- What this task involves:
Rewrite the rows from the one containing "sma-line-group xyxy=(33,91,1057,408)" through the one containing "x-tick-label: N xyxy=(751,889,762,911)", putting "x-axis-label" wherever "x-tick-label" appears and leaving everything else as it is.

- Raw records:
|---|

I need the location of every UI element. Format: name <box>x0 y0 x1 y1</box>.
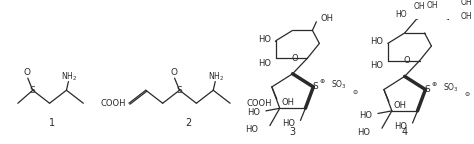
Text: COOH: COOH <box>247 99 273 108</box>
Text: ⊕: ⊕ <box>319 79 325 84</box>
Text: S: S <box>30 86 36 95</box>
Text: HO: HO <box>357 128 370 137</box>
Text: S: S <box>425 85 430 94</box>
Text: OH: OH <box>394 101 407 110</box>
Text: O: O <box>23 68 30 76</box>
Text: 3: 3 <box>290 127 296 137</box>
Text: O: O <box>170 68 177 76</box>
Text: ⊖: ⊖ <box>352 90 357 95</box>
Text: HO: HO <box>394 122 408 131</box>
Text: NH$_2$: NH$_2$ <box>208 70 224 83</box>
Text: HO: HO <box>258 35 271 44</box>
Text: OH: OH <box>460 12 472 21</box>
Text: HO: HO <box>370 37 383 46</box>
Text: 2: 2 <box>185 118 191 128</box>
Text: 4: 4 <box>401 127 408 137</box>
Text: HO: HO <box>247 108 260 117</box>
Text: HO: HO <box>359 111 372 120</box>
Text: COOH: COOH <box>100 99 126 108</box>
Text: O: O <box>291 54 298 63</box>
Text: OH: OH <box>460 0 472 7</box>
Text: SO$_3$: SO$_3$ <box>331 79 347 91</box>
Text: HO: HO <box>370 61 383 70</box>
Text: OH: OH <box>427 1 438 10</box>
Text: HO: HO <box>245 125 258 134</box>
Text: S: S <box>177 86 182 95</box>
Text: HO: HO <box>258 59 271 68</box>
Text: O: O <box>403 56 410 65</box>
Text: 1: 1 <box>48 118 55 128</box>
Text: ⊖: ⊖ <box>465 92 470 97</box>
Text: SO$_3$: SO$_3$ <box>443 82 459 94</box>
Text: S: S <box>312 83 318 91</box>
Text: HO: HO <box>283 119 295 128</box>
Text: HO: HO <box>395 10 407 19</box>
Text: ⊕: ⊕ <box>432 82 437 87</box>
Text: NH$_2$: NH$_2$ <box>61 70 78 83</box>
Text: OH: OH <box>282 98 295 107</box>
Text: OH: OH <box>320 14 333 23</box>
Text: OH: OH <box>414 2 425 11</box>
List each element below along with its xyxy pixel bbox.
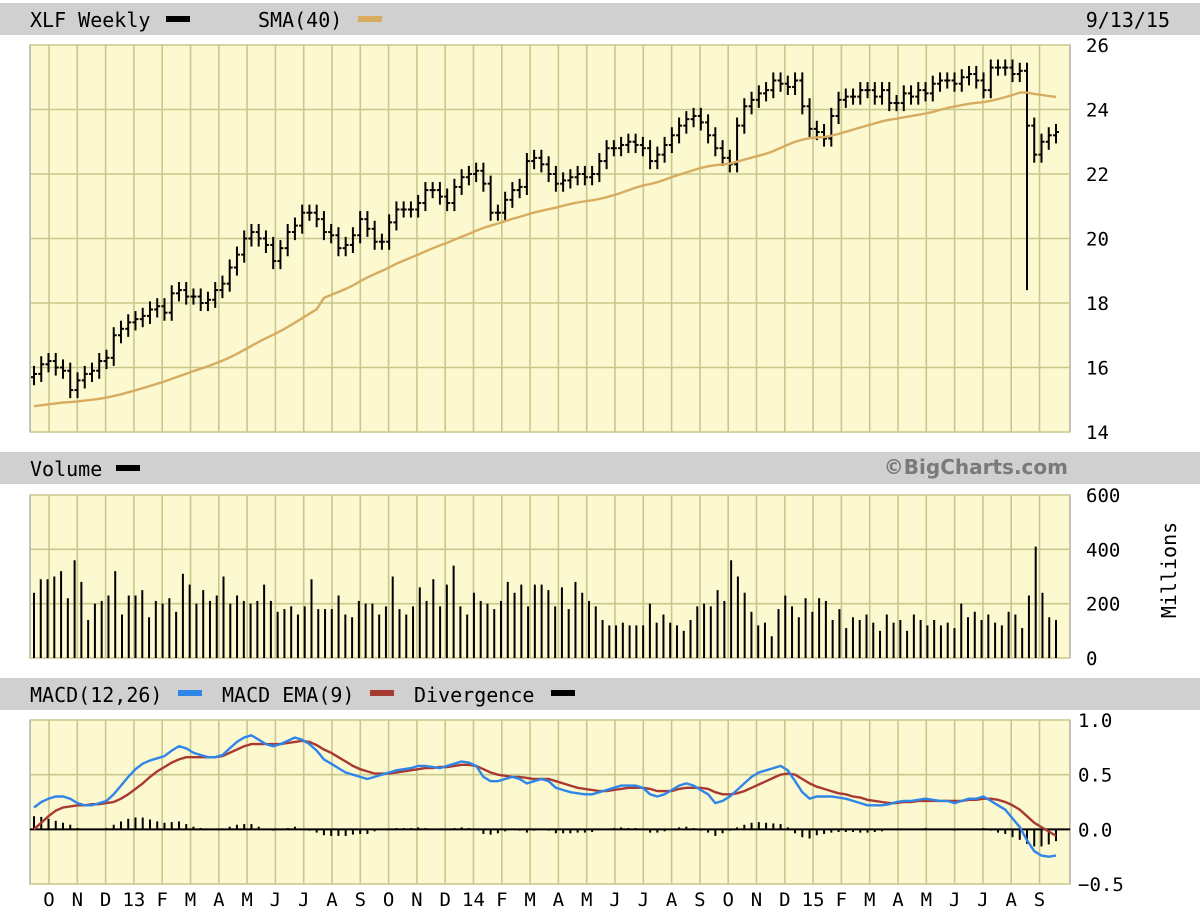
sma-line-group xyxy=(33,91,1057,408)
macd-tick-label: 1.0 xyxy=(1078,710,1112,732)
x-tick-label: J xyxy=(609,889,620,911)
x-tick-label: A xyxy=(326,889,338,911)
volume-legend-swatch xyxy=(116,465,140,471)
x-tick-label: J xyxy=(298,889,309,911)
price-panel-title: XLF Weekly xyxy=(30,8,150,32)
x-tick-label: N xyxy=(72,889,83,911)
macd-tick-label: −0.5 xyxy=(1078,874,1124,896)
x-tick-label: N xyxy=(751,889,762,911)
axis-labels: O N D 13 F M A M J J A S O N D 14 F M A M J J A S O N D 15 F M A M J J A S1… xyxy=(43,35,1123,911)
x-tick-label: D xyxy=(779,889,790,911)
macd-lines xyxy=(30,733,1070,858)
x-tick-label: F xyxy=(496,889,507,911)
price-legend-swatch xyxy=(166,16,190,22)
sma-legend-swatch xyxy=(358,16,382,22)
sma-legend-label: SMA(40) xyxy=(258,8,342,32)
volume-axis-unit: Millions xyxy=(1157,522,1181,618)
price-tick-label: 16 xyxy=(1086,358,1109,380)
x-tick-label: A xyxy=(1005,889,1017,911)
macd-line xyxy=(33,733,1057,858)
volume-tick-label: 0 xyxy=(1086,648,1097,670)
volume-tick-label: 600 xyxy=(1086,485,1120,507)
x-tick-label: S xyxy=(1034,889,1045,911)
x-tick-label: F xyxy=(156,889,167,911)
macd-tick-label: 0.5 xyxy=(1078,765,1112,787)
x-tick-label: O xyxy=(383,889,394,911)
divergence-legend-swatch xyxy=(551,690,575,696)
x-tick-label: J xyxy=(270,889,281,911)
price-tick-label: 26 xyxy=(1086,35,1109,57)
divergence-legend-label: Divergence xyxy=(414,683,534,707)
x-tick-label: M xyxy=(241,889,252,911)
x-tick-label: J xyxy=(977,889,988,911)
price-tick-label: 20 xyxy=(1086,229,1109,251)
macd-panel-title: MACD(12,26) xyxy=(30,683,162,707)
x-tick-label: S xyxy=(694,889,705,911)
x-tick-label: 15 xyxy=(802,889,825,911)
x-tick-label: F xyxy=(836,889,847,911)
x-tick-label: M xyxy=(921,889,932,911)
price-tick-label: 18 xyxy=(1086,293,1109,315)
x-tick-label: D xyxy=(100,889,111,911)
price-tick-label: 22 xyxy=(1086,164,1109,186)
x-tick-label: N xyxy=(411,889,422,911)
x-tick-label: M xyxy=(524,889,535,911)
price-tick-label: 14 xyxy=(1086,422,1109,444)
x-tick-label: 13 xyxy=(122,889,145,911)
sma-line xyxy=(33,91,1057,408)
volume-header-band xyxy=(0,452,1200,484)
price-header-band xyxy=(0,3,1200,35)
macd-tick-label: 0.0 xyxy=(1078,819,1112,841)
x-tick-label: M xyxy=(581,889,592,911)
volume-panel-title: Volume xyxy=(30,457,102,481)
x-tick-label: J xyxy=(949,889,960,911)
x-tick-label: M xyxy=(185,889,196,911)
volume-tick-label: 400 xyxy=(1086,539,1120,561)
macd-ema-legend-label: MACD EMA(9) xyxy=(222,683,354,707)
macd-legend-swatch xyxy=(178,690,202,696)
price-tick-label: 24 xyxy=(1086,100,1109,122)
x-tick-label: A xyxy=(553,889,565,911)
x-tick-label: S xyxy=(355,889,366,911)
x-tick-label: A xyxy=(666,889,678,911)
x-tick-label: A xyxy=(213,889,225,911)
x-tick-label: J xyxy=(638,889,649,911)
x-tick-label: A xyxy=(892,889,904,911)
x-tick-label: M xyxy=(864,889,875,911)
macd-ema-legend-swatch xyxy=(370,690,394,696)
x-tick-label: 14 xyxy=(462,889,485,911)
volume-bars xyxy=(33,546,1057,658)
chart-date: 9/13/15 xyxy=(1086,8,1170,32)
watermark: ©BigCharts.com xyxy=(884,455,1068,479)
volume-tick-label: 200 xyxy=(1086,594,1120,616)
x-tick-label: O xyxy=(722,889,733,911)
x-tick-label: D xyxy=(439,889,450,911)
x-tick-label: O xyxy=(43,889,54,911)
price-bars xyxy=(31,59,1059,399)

|---|

- Response for this exercise:
sma-line-group xyxy=(33,91,1057,408)
macd-tick-label: 1.0 xyxy=(1078,710,1112,732)
x-axis-label: J xyxy=(609,889,620,911)
x-axis-label: A xyxy=(326,889,338,911)
volume-legend-swatch xyxy=(116,465,140,471)
x-axis-label: J xyxy=(298,889,309,911)
price-panel-title: XLF Weekly xyxy=(30,8,150,32)
x-axis-label: N xyxy=(72,889,83,911)
macd-tick-label: −0.5 xyxy=(1078,874,1124,896)
x-axis-label: N xyxy=(751,889,762,911)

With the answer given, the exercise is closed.